═══ Extracted data ═══
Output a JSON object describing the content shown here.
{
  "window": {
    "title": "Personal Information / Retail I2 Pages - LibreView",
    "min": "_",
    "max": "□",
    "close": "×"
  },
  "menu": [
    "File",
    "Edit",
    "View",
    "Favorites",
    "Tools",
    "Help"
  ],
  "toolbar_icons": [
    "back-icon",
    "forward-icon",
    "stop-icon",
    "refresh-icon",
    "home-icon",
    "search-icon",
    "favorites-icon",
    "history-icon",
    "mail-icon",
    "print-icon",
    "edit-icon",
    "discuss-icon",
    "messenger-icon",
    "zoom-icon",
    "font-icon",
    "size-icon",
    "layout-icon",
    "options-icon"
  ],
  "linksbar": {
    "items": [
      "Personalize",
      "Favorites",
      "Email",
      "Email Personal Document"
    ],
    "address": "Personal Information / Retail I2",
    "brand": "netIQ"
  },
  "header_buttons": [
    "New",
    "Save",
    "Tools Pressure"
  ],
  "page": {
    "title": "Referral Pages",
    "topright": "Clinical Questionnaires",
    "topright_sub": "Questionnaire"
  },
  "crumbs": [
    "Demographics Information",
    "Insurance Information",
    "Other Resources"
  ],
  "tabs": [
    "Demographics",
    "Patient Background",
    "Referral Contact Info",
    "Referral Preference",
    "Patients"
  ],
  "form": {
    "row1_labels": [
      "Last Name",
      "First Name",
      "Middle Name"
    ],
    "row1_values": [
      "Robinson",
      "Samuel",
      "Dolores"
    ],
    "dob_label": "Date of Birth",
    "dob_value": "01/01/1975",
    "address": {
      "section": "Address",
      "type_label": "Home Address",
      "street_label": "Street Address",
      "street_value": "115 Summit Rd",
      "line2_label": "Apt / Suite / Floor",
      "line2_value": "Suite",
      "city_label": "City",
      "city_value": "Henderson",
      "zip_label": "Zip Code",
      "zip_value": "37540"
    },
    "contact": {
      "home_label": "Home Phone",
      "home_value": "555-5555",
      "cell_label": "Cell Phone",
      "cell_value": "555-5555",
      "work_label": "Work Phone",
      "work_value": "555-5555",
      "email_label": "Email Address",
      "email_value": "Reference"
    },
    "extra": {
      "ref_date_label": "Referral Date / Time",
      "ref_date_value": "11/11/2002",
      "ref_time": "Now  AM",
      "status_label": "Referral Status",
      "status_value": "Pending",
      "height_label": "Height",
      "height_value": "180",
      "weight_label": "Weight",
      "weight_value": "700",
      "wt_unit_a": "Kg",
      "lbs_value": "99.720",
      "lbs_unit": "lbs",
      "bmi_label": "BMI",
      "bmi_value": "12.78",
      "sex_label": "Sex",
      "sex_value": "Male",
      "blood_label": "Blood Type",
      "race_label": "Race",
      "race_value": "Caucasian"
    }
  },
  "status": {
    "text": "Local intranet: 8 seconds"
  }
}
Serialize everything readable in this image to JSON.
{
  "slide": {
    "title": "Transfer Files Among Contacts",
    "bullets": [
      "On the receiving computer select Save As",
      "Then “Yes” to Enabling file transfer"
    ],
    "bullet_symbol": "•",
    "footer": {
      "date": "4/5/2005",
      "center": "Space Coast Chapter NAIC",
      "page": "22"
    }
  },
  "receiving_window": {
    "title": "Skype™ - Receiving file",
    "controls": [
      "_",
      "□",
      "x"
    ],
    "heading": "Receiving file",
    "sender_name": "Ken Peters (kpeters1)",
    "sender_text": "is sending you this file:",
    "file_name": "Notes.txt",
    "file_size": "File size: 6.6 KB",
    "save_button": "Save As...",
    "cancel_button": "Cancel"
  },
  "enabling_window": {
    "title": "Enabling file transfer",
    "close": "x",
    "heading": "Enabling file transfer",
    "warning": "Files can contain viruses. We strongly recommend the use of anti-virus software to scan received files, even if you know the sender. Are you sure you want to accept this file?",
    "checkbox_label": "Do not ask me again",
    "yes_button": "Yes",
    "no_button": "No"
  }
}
═══
═══ Extracted data ═══
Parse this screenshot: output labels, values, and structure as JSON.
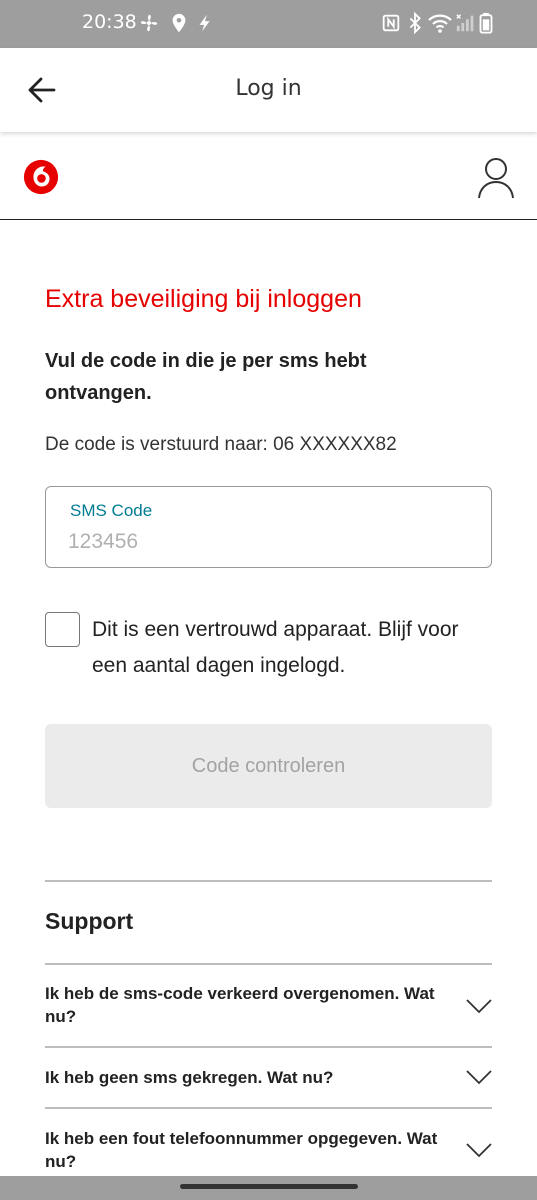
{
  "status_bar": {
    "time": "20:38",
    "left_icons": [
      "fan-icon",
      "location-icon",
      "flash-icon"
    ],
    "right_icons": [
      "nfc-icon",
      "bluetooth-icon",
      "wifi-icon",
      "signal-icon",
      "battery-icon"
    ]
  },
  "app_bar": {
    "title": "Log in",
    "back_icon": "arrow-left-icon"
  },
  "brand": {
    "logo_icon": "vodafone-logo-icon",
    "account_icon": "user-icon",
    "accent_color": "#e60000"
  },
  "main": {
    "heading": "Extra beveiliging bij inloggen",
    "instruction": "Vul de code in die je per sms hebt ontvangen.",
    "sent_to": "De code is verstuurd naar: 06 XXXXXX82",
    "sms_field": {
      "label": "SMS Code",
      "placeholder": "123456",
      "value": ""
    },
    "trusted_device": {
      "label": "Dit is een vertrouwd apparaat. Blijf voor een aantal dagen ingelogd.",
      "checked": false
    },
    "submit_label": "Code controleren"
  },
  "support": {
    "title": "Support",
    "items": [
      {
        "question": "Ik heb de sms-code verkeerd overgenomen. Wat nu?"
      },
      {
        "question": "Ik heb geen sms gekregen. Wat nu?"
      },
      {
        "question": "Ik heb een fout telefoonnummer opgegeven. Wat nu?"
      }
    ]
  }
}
═══
Reading through the records above, report each line in which the string "Files" is found.

    "title": "Transfer Files Among Contacts",
    "warning": "Files can contain viruses. We strongly recommend the use of anti-virus software to scan received files, even if you know the sender. Are you sure you want to accept this file?",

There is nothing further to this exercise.